• [Work to complete] Check each line of the records for "Primary"; collect those that have it.

:: Records to process

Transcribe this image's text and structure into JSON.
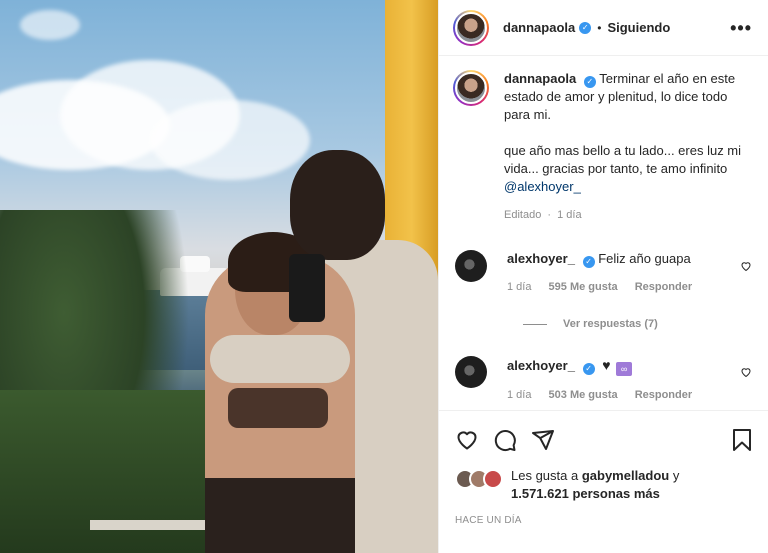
{
  "header": {
    "username": "dannapaola",
    "separator": "•",
    "follow_status": "Siguiendo",
    "more_icon": "more-horizontal-icon"
  },
  "caption": {
    "username": "dannapaola",
    "text_line1": "Terminar el año en este estado de amor y plenitud, lo dice todo para mi.",
    "text_line2": "que año mas bello a tu lado... eres luz mi vida... gracias por tanto, te amo infinito ",
    "mention": "@alexhoyer_",
    "edited": "Editado",
    "time": "1 día"
  },
  "comments": [
    {
      "username": "alexhoyer_",
      "text": "Feliz año guapa",
      "time": "1 día",
      "likes": "595 Me gusta",
      "reply": "Responder"
    },
    {
      "username": "alexhoyer_",
      "text": "",
      "emoji1": "♥",
      "emoji2": "∞",
      "time": "1 día",
      "likes": "503 Me gusta",
      "reply": "Responder"
    }
  ],
  "view_replies": "Ver respuestas (7)",
  "actions": {
    "like_icon": "heart-icon",
    "comment_icon": "comment-icon",
    "share_icon": "send-icon",
    "save_icon": "bookmark-icon"
  },
  "likes": {
    "prefix": "Les gusta a ",
    "user": "gabymelladou",
    "conj": " y",
    "count": "1.571.621 personas más"
  },
  "posted": "HACE UN DÍA",
  "colors": {
    "verified": "#3897f0",
    "link": "#00376b",
    "muted": "#8e8e8e"
  }
}
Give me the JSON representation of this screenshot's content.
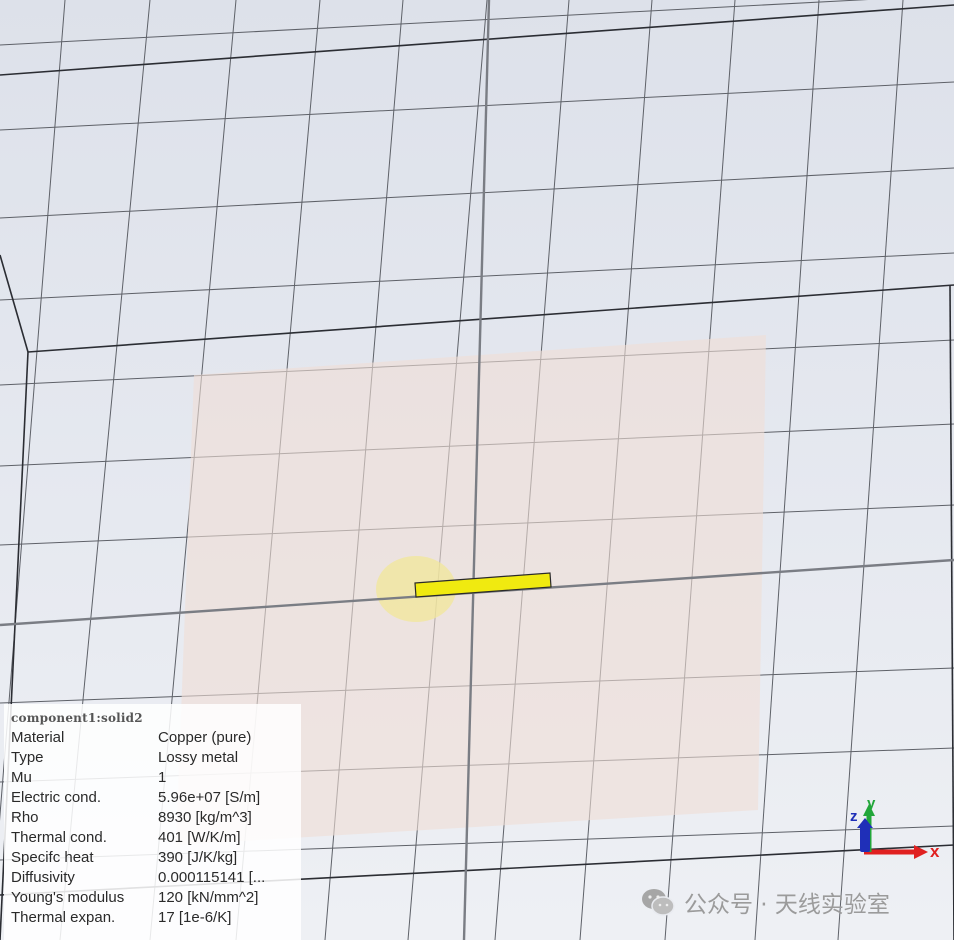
{
  "viewport": {
    "background_top": "#dde1ea",
    "grid_color": "#5e6168",
    "bounding_box_color": "#2b2d33",
    "substrate_color": "#f0ddd6",
    "highlight_color": "#f2e79a",
    "solid_color": "#f0ea10"
  },
  "info_panel": {
    "title": "component1:solid2",
    "rows": [
      {
        "key": "Material",
        "value": "Copper (pure)"
      },
      {
        "key": "Type",
        "value": "Lossy metal"
      },
      {
        "key": "Mu",
        "value": "1"
      },
      {
        "key": "Electric cond.",
        "value": "5.96e+07 [S/m]"
      },
      {
        "key": "Rho",
        "value": "8930 [kg/m^3]"
      },
      {
        "key": "Thermal cond.",
        "value": "401 [W/K/m]"
      },
      {
        "key": "Specifc heat",
        "value": "390 [J/K/kg]"
      },
      {
        "key": "Diffusivity",
        "value": "0.000115141 [..."
      },
      {
        "key": "Young's modulus",
        "value": "120 [kN/mm^2]"
      },
      {
        "key": "Thermal expan.",
        "value": "17 [1e-6/K]"
      }
    ]
  },
  "axes": {
    "x_label": "x",
    "y_label": "y",
    "z_label": "z",
    "x_color": "#e02020",
    "y_color": "#22a63a",
    "z_color": "#1f2fb8"
  },
  "watermark": {
    "icon": "wechat-icon",
    "text": "公众号 · 天线实验室"
  }
}
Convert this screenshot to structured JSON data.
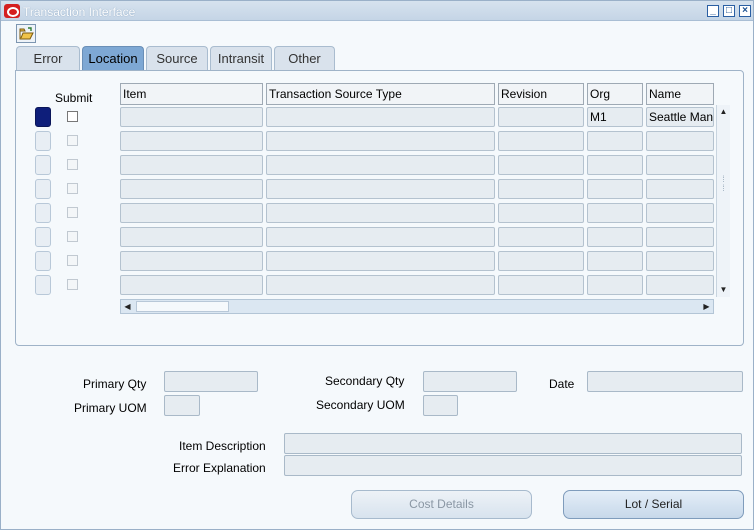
{
  "window": {
    "title": "Transaction Interface"
  },
  "tabs": [
    "Error",
    "Location",
    "Source",
    "Intransit",
    "Other"
  ],
  "active_tab": "Location",
  "grid": {
    "submit_label": "Submit",
    "columns": [
      "Item",
      "Transaction Source Type",
      "Revision",
      "Org",
      "Name"
    ],
    "rows": [
      {
        "item": "",
        "source_type": "",
        "revision": "",
        "org": "M1",
        "name": "Seattle Man"
      },
      {
        "item": "",
        "source_type": "",
        "revision": "",
        "org": "",
        "name": ""
      },
      {
        "item": "",
        "source_type": "",
        "revision": "",
        "org": "",
        "name": ""
      },
      {
        "item": "",
        "source_type": "",
        "revision": "",
        "org": "",
        "name": ""
      },
      {
        "item": "",
        "source_type": "",
        "revision": "",
        "org": "",
        "name": ""
      },
      {
        "item": "",
        "source_type": "",
        "revision": "",
        "org": "",
        "name": ""
      },
      {
        "item": "",
        "source_type": "",
        "revision": "",
        "org": "",
        "name": ""
      },
      {
        "item": "",
        "source_type": "",
        "revision": "",
        "org": "",
        "name": ""
      }
    ]
  },
  "fields": {
    "primary_qty": "Primary Qty",
    "primary_uom": "Primary UOM",
    "secondary_qty": "Secondary Qty",
    "secondary_uom": "Secondary UOM",
    "date": "Date",
    "item_description": "Item Description",
    "error_explanation": "Error Explanation"
  },
  "buttons": {
    "cost_details": "Cost Details",
    "lot_serial": "Lot / Serial"
  },
  "icons": {
    "window_logo": "oracle-logo-icon",
    "toolbar": "open-folder-icon"
  },
  "colors": {
    "active_tab": "#7ea8d4",
    "current_row_marker": "#0e1e7a",
    "oracle_red": "#d41f1f"
  }
}
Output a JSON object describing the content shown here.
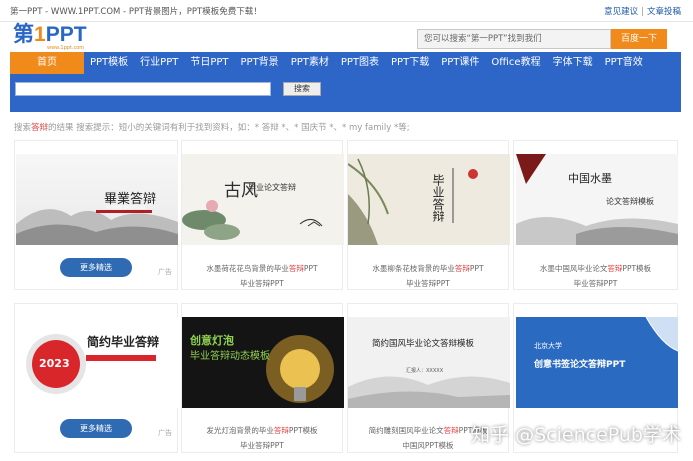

::::

• [Solution for this task]
    "primary_qty": "Primary Qty",
    "primary_uom": "Primary UOM",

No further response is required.